* [Directions]: Make an exact copy of all the entries, but do not reproduce the pictures.
[Begin]
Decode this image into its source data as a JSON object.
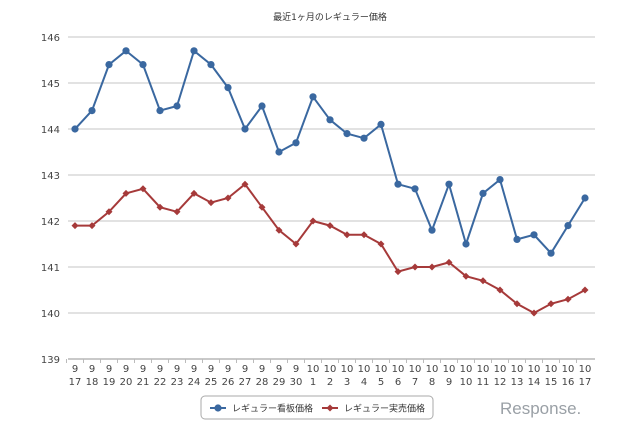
{
  "chart_data": {
    "type": "line",
    "title": "最近1ヶ月のレギュラー価格",
    "xlabel": "",
    "ylabel": "",
    "ylim": [
      139,
      146
    ],
    "yticks": [
      139,
      140,
      141,
      142,
      143,
      144,
      145,
      146
    ],
    "grid": true,
    "legend_position": "bottom",
    "categories": [
      [
        "9",
        "17"
      ],
      [
        "9",
        "18"
      ],
      [
        "9",
        "19"
      ],
      [
        "9",
        "20"
      ],
      [
        "9",
        "21"
      ],
      [
        "9",
        "22"
      ],
      [
        "9",
        "23"
      ],
      [
        "9",
        "24"
      ],
      [
        "9",
        "25"
      ],
      [
        "9",
        "26"
      ],
      [
        "9",
        "27"
      ],
      [
        "9",
        "28"
      ],
      [
        "9",
        "29"
      ],
      [
        "9",
        "30"
      ],
      [
        "10",
        "1"
      ],
      [
        "10",
        "2"
      ],
      [
        "10",
        "3"
      ],
      [
        "10",
        "4"
      ],
      [
        "10",
        "5"
      ],
      [
        "10",
        "6"
      ],
      [
        "10",
        "7"
      ],
      [
        "10",
        "8"
      ],
      [
        "10",
        "9"
      ],
      [
        "10",
        "10"
      ],
      [
        "10",
        "11"
      ],
      [
        "10",
        "12"
      ],
      [
        "10",
        "13"
      ],
      [
        "10",
        "14"
      ],
      [
        "10",
        "15"
      ],
      [
        "10",
        "16"
      ],
      [
        "10",
        "17"
      ]
    ],
    "series": [
      {
        "name": "レギュラー看板価格",
        "color": "#3a68a0",
        "marker": "circle",
        "values": [
          144.0,
          144.4,
          145.4,
          145.7,
          145.4,
          144.4,
          144.5,
          145.7,
          145.4,
          144.9,
          144.0,
          144.5,
          143.5,
          143.7,
          144.7,
          144.2,
          143.9,
          143.8,
          144.1,
          142.8,
          142.7,
          141.8,
          142.8,
          141.5,
          142.6,
          142.9,
          141.6,
          141.7,
          141.3,
          141.9,
          142.5
        ]
      },
      {
        "name": "レギュラー実売価格",
        "color": "#a63a3a",
        "marker": "diamond",
        "values": [
          141.9,
          141.9,
          142.2,
          142.6,
          142.7,
          142.3,
          142.2,
          142.6,
          142.4,
          142.5,
          142.8,
          142.3,
          141.8,
          141.5,
          142.0,
          141.9,
          141.7,
          141.7,
          141.5,
          140.9,
          141.0,
          141.0,
          141.1,
          140.8,
          140.7,
          140.5,
          140.2,
          140.0,
          140.2,
          140.3,
          140.5
        ]
      }
    ]
  },
  "watermark": "Response."
}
[End]
* [Exercise response]:
Decode this image into its source data as a JSON object.
{
  "chart_data": {
    "type": "line",
    "title": "最近1ヶ月のレギュラー価格",
    "xlabel": "",
    "ylabel": "",
    "ylim": [
      139,
      146
    ],
    "yticks": [
      139,
      140,
      141,
      142,
      143,
      144,
      145,
      146
    ],
    "grid": true,
    "legend_position": "bottom",
    "categories": [
      [
        "9",
        "17"
      ],
      [
        "9",
        "18"
      ],
      [
        "9",
        "19"
      ],
      [
        "9",
        "20"
      ],
      [
        "9",
        "21"
      ],
      [
        "9",
        "22"
      ],
      [
        "9",
        "23"
      ],
      [
        "9",
        "24"
      ],
      [
        "9",
        "25"
      ],
      [
        "9",
        "26"
      ],
      [
        "9",
        "27"
      ],
      [
        "9",
        "28"
      ],
      [
        "9",
        "29"
      ],
      [
        "9",
        "30"
      ],
      [
        "10",
        "1"
      ],
      [
        "10",
        "2"
      ],
      [
        "10",
        "3"
      ],
      [
        "10",
        "4"
      ],
      [
        "10",
        "5"
      ],
      [
        "10",
        "6"
      ],
      [
        "10",
        "7"
      ],
      [
        "10",
        "8"
      ],
      [
        "10",
        "9"
      ],
      [
        "10",
        "10"
      ],
      [
        "10",
        "11"
      ],
      [
        "10",
        "12"
      ],
      [
        "10",
        "13"
      ],
      [
        "10",
        "14"
      ],
      [
        "10",
        "15"
      ],
      [
        "10",
        "16"
      ],
      [
        "10",
        "17"
      ]
    ],
    "series": [
      {
        "name": "レギュラー看板価格",
        "color": "#3a68a0",
        "marker": "circle",
        "values": [
          144.0,
          144.4,
          145.4,
          145.7,
          145.4,
          144.4,
          144.5,
          145.7,
          145.4,
          144.9,
          144.0,
          144.5,
          143.5,
          143.7,
          144.7,
          144.2,
          143.9,
          143.8,
          144.1,
          142.8,
          142.7,
          141.8,
          142.8,
          141.5,
          142.6,
          142.9,
          141.6,
          141.7,
          141.3,
          141.9,
          142.5
        ]
      },
      {
        "name": "レギュラー実売価格",
        "color": "#a63a3a",
        "marker": "diamond",
        "values": [
          141.9,
          141.9,
          142.2,
          142.6,
          142.7,
          142.3,
          142.2,
          142.6,
          142.4,
          142.5,
          142.8,
          142.3,
          141.8,
          141.5,
          142.0,
          141.9,
          141.7,
          141.7,
          141.5,
          140.9,
          141.0,
          141.0,
          141.1,
          140.8,
          140.7,
          140.5,
          140.2,
          140.0,
          140.2,
          140.3,
          140.5
        ]
      }
    ]
  },
  "watermark": "Response."
}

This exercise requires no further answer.